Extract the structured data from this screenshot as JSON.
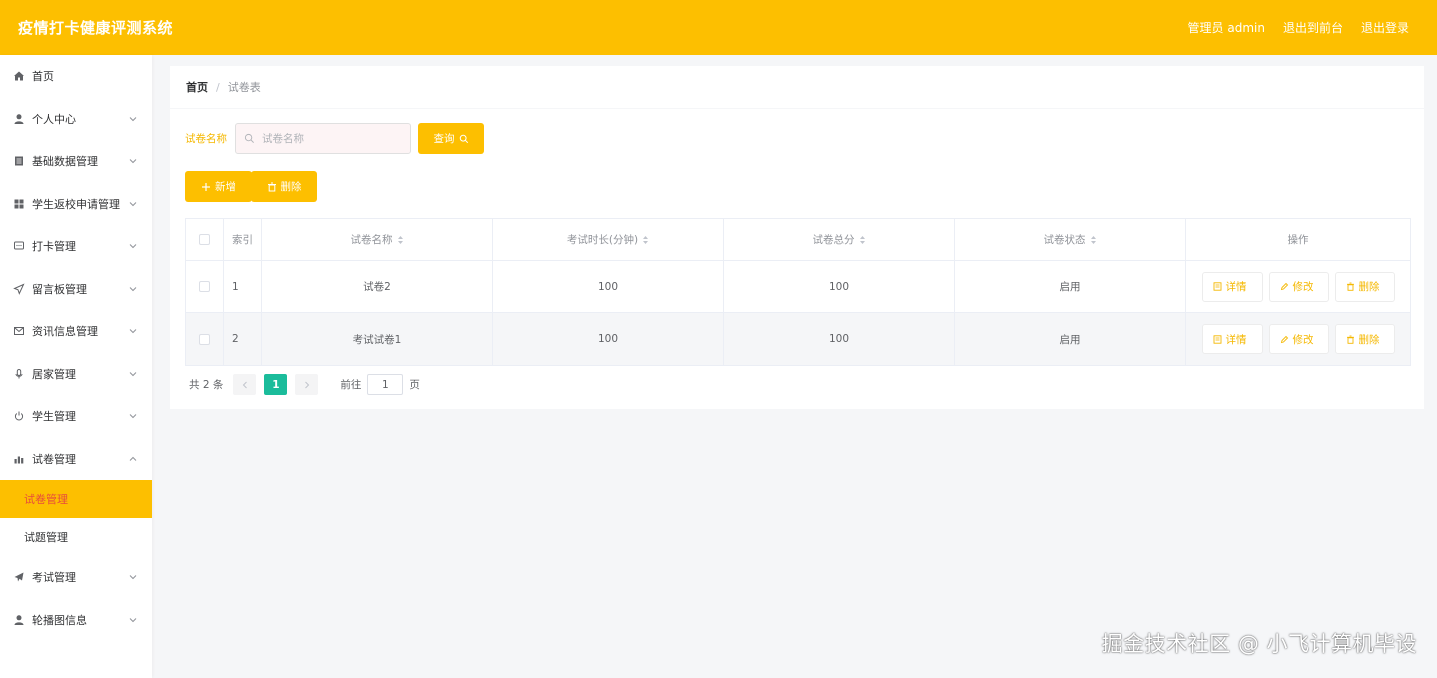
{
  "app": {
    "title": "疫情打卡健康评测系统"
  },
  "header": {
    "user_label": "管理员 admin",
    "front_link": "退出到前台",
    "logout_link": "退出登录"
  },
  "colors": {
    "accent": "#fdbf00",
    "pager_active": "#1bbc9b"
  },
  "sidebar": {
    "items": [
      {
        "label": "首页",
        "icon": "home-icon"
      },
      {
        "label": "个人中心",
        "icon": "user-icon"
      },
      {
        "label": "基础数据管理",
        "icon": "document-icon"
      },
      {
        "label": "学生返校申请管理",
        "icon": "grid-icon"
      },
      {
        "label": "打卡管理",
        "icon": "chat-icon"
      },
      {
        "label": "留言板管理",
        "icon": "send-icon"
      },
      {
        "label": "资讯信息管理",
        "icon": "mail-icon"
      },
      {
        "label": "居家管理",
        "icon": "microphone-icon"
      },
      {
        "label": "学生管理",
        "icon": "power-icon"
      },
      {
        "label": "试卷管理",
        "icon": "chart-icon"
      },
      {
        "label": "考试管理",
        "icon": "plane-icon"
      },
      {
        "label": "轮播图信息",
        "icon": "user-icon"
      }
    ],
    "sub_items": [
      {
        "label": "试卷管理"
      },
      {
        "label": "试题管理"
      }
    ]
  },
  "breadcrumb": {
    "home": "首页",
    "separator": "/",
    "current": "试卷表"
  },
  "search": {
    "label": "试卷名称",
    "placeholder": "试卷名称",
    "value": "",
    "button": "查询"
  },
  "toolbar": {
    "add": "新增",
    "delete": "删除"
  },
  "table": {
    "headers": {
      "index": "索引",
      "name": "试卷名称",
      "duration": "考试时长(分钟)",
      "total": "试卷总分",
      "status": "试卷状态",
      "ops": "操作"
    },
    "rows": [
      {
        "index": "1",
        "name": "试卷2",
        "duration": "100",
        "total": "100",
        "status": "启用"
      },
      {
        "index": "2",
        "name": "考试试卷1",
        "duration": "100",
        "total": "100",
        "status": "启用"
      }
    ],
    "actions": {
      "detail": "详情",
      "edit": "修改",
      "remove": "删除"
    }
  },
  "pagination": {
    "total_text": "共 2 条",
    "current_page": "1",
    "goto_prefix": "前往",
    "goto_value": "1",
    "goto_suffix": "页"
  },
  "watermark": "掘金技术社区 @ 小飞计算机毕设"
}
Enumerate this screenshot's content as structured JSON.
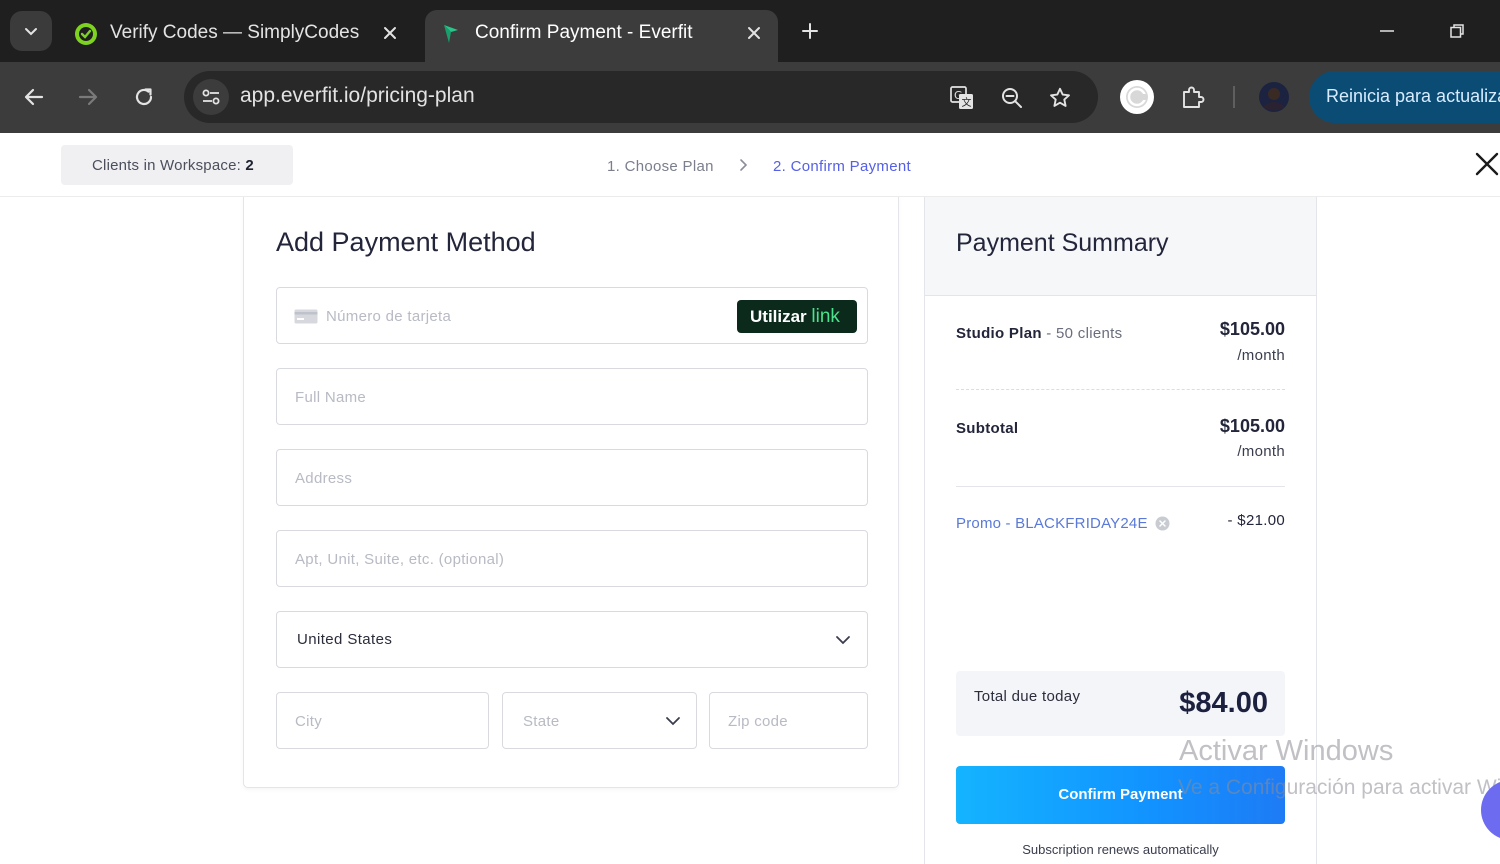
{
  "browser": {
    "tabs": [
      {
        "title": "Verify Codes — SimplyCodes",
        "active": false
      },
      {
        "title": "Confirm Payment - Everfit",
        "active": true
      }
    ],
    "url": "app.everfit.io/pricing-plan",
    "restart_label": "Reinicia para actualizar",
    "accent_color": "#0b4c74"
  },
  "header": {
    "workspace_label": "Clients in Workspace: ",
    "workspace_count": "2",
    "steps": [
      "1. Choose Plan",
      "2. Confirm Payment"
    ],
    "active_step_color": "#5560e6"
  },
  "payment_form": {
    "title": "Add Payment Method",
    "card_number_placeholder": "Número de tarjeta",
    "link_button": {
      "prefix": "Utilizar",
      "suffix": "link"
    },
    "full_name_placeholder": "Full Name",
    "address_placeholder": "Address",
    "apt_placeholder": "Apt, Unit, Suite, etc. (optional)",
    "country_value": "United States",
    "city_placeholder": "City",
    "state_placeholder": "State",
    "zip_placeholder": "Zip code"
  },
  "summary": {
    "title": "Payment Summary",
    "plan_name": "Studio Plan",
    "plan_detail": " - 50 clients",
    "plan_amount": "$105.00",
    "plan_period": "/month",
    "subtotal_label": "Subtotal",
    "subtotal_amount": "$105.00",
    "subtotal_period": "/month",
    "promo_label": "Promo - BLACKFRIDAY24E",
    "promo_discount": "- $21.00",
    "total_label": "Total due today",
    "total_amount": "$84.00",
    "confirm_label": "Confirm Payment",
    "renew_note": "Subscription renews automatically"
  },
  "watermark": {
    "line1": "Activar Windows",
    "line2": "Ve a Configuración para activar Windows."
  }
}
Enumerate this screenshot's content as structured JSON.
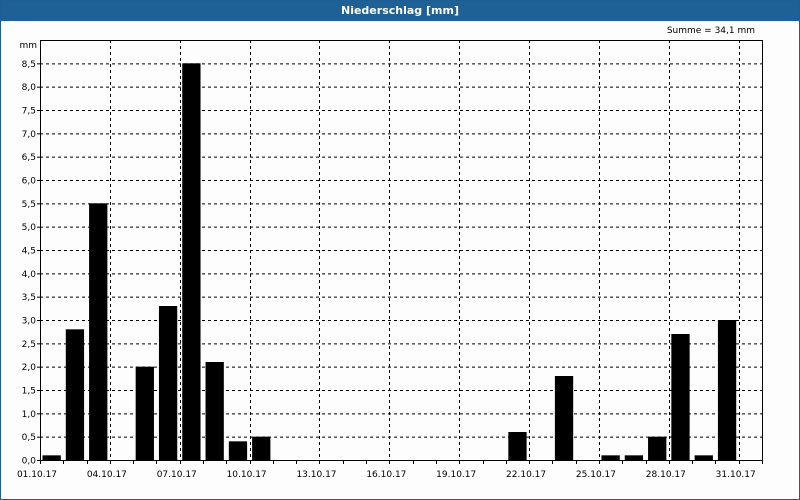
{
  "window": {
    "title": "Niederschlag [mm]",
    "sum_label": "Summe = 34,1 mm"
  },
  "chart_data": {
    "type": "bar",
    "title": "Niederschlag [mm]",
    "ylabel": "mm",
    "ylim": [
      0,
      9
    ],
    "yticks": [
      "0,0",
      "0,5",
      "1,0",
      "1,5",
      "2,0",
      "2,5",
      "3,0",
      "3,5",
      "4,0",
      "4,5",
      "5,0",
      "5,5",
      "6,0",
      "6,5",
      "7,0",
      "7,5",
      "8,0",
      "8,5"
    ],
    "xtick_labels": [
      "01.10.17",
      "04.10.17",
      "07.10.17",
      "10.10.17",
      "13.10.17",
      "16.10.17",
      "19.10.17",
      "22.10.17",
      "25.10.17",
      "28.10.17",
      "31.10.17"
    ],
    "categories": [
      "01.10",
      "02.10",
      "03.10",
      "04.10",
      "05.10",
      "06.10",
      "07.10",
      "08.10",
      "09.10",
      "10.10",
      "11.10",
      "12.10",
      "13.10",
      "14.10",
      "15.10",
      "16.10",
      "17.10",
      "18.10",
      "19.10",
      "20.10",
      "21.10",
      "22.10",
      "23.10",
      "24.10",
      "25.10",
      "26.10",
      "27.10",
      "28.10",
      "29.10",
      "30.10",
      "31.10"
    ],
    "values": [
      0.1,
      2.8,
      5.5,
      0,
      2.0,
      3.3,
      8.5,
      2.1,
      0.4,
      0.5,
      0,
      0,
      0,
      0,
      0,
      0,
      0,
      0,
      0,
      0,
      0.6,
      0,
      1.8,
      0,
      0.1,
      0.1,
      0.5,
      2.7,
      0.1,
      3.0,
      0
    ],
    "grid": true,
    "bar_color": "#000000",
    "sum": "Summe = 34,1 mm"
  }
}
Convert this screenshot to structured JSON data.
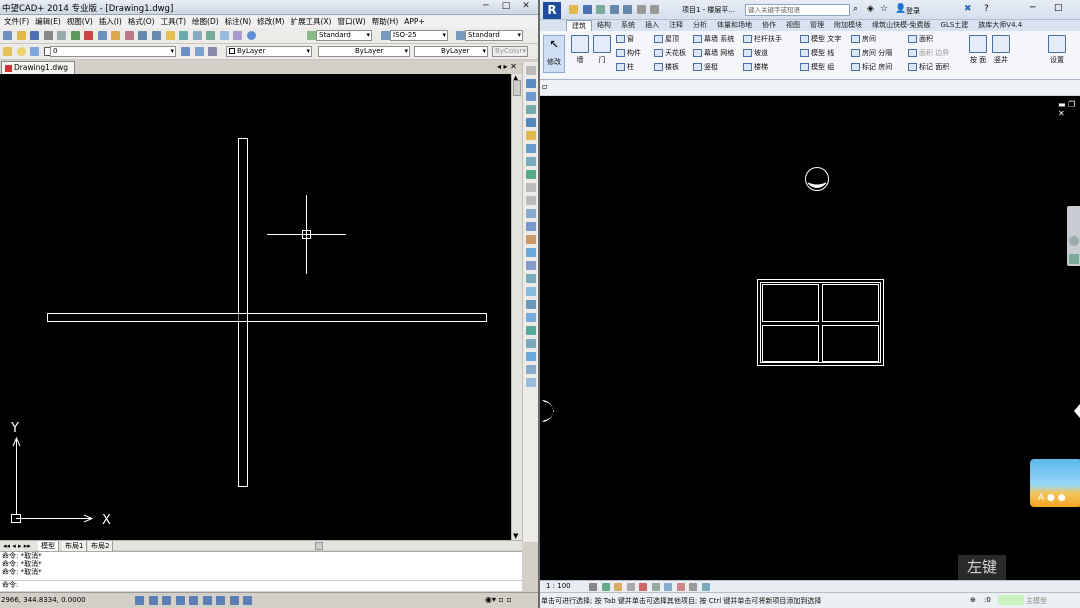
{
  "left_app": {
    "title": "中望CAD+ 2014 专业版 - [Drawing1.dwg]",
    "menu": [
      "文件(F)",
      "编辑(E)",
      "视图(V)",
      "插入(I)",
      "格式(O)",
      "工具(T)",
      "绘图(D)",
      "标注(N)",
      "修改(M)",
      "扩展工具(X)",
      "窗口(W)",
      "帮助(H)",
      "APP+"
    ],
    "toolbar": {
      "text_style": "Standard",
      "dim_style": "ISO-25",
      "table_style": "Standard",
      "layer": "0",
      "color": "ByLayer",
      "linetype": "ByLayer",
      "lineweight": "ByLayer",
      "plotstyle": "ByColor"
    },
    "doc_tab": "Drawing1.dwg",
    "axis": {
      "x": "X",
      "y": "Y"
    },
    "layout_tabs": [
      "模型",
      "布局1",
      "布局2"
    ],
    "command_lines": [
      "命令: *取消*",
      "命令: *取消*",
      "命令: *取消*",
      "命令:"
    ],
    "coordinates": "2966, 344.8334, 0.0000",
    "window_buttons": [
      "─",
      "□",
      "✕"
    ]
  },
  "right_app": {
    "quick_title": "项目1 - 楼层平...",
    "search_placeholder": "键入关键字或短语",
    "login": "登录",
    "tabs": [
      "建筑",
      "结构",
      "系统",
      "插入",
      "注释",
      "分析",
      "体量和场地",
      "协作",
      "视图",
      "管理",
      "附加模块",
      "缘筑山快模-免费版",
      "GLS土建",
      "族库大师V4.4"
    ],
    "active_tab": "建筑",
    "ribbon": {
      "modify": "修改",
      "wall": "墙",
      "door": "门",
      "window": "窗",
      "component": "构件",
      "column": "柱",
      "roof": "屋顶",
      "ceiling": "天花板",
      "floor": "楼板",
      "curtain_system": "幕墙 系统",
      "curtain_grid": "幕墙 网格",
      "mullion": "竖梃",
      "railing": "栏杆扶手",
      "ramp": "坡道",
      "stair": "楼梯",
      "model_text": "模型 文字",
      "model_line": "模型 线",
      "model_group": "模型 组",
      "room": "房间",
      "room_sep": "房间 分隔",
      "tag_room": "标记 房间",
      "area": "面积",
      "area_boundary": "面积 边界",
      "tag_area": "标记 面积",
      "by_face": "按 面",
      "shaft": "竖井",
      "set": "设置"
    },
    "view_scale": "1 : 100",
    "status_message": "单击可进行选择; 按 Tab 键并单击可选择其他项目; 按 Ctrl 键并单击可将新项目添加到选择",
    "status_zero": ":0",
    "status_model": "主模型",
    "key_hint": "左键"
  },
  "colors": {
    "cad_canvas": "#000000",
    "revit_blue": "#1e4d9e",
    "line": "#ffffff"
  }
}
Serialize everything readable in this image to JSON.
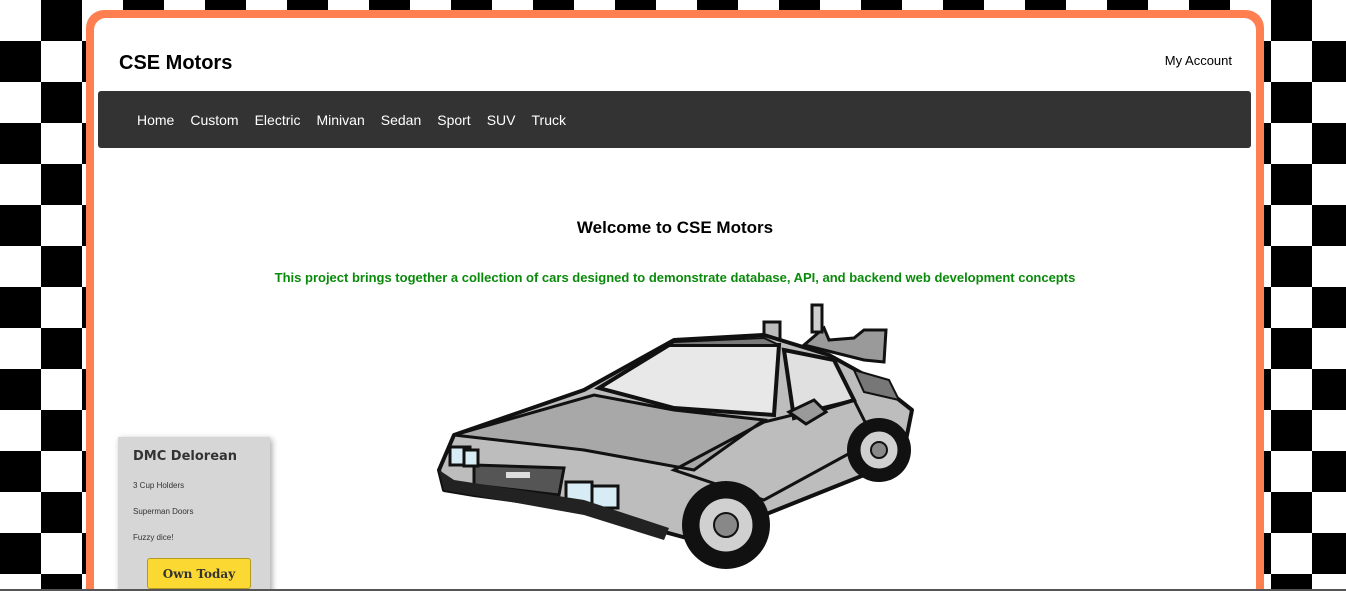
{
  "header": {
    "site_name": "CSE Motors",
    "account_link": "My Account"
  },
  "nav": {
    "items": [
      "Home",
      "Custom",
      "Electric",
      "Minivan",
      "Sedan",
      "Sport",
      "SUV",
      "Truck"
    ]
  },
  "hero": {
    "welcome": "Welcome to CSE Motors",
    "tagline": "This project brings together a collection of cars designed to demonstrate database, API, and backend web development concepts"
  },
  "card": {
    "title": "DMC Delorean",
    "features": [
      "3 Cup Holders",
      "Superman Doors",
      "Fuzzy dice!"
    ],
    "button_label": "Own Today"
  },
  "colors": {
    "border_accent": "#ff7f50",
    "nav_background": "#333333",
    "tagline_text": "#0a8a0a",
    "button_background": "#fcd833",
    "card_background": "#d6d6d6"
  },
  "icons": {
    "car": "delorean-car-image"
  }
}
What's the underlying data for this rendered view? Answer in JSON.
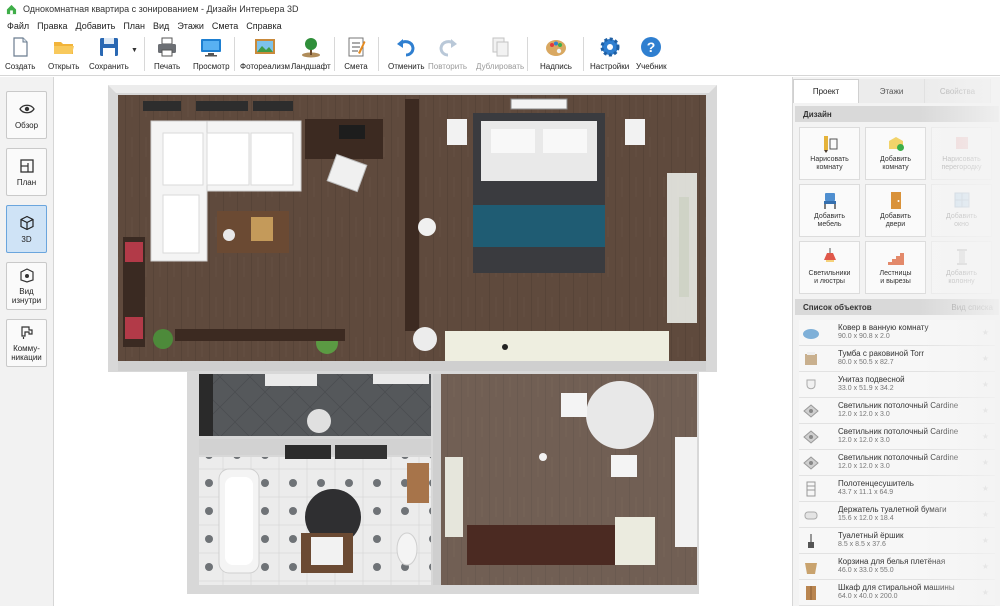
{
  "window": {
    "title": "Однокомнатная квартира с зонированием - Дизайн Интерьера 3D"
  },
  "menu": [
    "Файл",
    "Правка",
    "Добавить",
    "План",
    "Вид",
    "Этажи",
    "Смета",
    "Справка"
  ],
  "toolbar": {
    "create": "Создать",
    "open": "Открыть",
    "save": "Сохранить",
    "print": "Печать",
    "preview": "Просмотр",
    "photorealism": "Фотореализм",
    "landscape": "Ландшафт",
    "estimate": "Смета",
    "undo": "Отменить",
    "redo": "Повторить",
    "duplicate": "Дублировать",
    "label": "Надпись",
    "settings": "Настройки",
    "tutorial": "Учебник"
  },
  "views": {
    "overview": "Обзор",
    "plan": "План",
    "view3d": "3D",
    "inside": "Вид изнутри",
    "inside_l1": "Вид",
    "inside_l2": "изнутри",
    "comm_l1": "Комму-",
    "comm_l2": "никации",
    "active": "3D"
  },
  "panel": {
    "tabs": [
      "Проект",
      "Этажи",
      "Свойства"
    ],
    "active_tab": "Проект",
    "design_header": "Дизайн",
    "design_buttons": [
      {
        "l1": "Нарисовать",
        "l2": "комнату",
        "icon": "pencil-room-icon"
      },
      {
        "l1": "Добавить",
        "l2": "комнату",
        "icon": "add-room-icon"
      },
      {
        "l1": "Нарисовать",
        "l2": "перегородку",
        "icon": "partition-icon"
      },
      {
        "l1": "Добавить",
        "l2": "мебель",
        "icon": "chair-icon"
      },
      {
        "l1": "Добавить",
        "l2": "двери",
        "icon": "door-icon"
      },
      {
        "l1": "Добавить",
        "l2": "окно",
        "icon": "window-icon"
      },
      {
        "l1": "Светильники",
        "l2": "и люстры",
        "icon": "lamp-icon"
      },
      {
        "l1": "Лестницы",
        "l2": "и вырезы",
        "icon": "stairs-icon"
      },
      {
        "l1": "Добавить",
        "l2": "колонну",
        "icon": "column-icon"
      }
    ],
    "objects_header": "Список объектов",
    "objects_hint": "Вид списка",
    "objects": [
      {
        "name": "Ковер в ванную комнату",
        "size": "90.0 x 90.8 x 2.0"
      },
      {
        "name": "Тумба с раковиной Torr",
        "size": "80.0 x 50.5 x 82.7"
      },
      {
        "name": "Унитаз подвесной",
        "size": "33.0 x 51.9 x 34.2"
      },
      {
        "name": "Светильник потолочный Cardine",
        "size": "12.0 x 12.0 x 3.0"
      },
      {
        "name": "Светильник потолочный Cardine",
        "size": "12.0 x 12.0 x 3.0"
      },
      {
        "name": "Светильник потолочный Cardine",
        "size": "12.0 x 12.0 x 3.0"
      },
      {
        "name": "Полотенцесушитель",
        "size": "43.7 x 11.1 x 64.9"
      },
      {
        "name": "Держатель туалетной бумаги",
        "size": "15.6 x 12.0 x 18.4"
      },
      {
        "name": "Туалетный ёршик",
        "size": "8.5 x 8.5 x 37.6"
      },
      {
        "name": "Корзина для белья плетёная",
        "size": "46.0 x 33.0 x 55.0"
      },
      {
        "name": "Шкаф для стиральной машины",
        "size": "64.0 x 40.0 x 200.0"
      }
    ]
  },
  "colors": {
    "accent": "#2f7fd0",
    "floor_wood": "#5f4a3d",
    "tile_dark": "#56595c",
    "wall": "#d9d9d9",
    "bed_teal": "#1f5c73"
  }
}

[TASK PROMPT]
From the listing above, pick out each line where the word "ByLayer" appears.

[RESULT FOR THIS EXERCISE]
      "color": "ByLayer",
      "linetype": "ByLayer",
      "lineweight": "ByLayer",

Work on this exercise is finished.